> **THE DATA**:
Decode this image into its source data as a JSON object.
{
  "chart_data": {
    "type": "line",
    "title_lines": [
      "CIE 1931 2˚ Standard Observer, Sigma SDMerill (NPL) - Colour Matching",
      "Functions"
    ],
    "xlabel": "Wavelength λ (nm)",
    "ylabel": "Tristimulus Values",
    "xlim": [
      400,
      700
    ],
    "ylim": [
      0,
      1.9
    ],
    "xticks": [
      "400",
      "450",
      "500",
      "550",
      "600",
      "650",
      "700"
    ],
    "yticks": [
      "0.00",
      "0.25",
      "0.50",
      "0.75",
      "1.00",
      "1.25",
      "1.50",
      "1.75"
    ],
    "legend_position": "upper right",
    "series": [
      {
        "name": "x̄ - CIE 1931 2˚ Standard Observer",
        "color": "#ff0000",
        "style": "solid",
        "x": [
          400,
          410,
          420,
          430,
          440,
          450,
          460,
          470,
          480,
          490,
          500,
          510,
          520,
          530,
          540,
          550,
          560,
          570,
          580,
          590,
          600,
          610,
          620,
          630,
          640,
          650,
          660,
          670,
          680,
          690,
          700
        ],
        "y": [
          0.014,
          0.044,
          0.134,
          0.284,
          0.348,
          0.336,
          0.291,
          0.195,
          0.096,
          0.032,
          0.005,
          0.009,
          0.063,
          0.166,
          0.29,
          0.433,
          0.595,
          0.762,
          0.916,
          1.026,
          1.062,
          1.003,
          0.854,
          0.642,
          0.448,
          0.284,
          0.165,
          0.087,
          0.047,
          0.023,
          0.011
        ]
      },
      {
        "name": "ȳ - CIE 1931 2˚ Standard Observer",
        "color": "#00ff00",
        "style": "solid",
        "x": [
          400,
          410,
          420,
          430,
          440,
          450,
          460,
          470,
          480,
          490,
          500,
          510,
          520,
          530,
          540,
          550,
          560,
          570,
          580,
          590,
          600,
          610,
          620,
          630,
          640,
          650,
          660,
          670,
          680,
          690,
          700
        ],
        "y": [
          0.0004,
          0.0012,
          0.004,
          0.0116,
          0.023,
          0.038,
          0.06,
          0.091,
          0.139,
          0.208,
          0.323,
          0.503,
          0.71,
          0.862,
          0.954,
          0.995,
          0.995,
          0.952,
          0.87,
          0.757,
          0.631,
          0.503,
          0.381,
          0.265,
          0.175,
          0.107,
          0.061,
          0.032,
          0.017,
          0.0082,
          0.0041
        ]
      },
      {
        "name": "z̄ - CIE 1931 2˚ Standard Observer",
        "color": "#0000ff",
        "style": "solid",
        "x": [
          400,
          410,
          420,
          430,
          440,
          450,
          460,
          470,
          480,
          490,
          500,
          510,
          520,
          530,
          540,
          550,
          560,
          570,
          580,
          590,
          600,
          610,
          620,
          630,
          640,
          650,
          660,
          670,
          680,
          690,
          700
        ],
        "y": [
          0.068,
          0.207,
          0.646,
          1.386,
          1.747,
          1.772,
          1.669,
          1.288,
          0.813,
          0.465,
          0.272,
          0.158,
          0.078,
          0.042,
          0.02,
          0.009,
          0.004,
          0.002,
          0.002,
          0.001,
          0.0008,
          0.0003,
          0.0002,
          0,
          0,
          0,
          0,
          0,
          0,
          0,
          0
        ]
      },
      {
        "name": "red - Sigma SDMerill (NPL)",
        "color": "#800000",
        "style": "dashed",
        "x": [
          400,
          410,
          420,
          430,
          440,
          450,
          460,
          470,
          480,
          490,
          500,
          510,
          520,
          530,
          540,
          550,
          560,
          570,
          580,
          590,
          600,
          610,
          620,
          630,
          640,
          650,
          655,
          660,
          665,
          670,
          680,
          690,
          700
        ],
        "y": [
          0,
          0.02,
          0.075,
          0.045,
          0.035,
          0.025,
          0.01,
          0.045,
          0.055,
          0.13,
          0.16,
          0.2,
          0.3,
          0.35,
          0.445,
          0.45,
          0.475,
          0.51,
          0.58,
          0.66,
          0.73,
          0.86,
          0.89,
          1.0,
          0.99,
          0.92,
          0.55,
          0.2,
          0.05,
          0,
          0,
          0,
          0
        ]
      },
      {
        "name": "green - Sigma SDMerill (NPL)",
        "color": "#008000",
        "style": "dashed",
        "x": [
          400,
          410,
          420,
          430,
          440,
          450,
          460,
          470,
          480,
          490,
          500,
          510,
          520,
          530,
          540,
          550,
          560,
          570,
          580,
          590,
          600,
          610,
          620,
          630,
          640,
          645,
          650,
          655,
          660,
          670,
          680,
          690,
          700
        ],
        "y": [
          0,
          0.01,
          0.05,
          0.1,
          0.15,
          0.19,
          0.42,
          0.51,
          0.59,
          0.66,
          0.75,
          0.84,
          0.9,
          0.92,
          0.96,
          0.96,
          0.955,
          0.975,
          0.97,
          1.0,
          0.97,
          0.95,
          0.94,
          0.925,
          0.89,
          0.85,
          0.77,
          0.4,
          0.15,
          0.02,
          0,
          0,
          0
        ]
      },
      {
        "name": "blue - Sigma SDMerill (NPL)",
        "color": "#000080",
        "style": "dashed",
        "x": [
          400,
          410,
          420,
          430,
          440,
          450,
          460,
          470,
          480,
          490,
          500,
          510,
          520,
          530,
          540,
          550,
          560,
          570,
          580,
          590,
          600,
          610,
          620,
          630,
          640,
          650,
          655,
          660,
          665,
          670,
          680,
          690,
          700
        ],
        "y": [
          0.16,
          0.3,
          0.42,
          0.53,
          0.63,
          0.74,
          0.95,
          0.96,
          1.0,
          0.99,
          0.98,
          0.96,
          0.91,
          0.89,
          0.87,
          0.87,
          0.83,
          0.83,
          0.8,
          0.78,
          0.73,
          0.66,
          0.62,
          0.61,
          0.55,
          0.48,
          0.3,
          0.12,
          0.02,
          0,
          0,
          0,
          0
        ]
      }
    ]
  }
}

> **WORK INSTRUCTIONS**:
Gather all lines from the records above in which "SDMerill" appears.

> **CORRECT ANSWER**:
      "CIE 1931 2˚ Standard Observer, Sigma SDMerill (NPL) - Colour Matching",
        "name": "red - Sigma SDMerill (NPL)",
        "name": "green - Sigma SDMerill (NPL)",
        "name": "blue - Sigma SDMerill (NPL)",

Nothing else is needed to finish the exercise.